• _Exercise aim_:
Your task is to give the listing below back word for word, pictures excluded.

(Extracted data entries)
[start]

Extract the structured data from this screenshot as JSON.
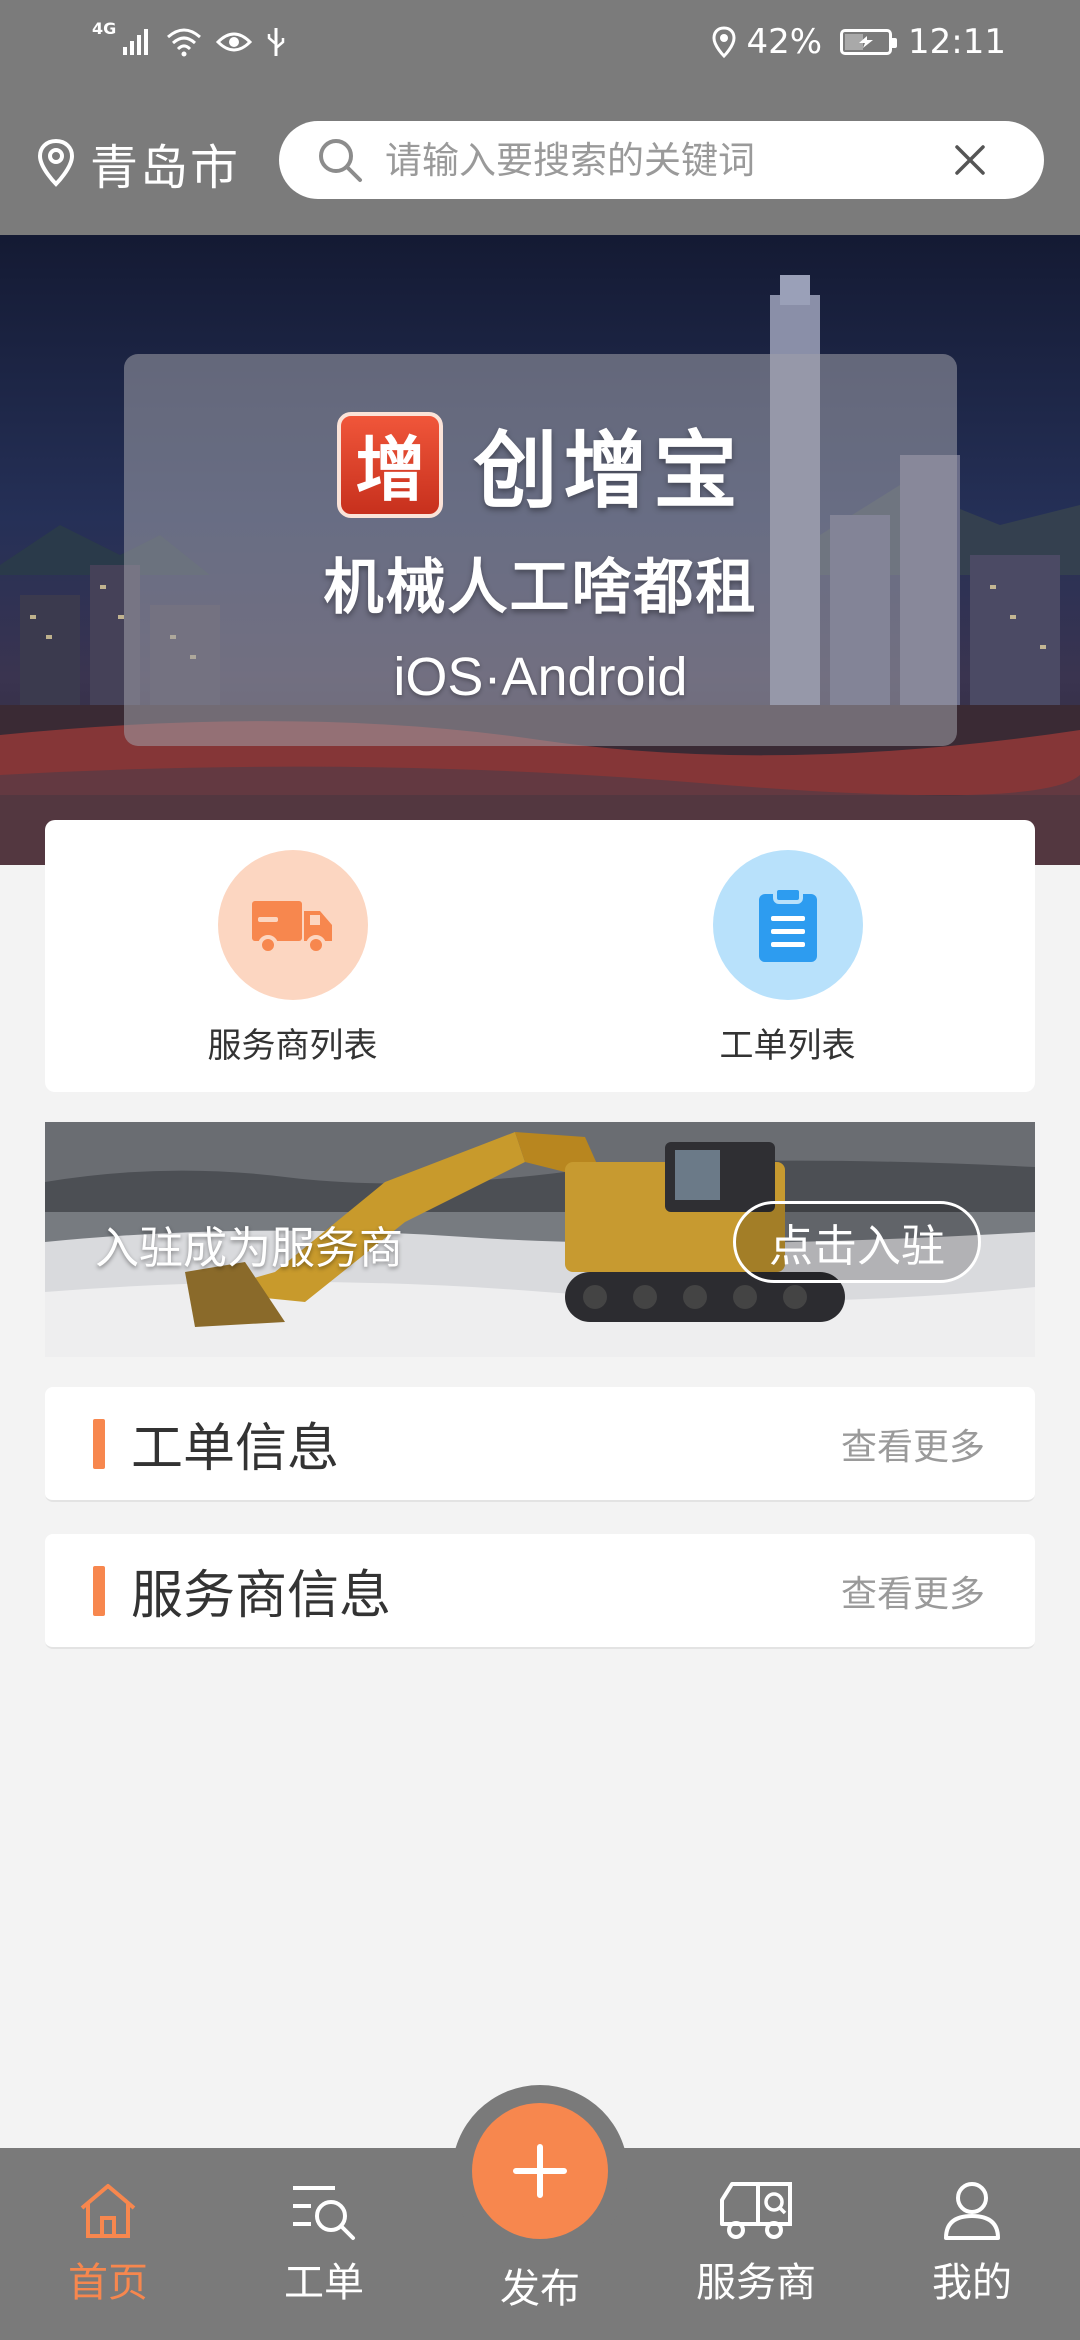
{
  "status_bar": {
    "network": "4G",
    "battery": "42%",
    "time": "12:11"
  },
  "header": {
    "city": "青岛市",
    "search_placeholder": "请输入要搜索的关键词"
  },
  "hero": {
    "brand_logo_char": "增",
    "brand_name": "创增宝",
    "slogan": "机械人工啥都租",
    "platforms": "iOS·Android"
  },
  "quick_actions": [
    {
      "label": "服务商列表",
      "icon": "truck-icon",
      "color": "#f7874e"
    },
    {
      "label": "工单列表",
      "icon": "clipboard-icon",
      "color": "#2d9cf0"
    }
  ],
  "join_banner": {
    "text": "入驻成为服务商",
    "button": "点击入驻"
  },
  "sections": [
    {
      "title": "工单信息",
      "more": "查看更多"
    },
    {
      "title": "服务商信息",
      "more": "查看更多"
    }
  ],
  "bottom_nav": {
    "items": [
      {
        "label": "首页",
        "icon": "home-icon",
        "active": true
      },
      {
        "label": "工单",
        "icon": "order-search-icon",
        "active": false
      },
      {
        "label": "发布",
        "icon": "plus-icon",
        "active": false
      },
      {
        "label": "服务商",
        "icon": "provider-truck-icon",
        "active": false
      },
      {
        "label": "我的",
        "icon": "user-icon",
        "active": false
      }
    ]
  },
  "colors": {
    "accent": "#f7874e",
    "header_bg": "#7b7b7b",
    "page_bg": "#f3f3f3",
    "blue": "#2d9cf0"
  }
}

[end]

• _Result of this task_:
Extract the structured data from this screenshot as JSON.
{
  "status_bar": {
    "network": "4G",
    "battery": "42%",
    "time": "12:11"
  },
  "header": {
    "city": "青岛市",
    "search_placeholder": "请输入要搜索的关键词"
  },
  "hero": {
    "brand_logo_char": "增",
    "brand_name": "创增宝",
    "slogan": "机械人工啥都租",
    "platforms": "iOS·Android"
  },
  "quick_actions": [
    {
      "label": "服务商列表",
      "icon": "truck-icon",
      "color": "#f7874e"
    },
    {
      "label": "工单列表",
      "icon": "clipboard-icon",
      "color": "#2d9cf0"
    }
  ],
  "join_banner": {
    "text": "入驻成为服务商",
    "button": "点击入驻"
  },
  "sections": [
    {
      "title": "工单信息",
      "more": "查看更多"
    },
    {
      "title": "服务商信息",
      "more": "查看更多"
    }
  ],
  "bottom_nav": {
    "items": [
      {
        "label": "首页",
        "icon": "home-icon",
        "active": true
      },
      {
        "label": "工单",
        "icon": "order-search-icon",
        "active": false
      },
      {
        "label": "发布",
        "icon": "plus-icon",
        "active": false
      },
      {
        "label": "服务商",
        "icon": "provider-truck-icon",
        "active": false
      },
      {
        "label": "我的",
        "icon": "user-icon",
        "active": false
      }
    ]
  },
  "colors": {
    "accent": "#f7874e",
    "header_bg": "#7b7b7b",
    "page_bg": "#f3f3f3",
    "blue": "#2d9cf0"
  }
}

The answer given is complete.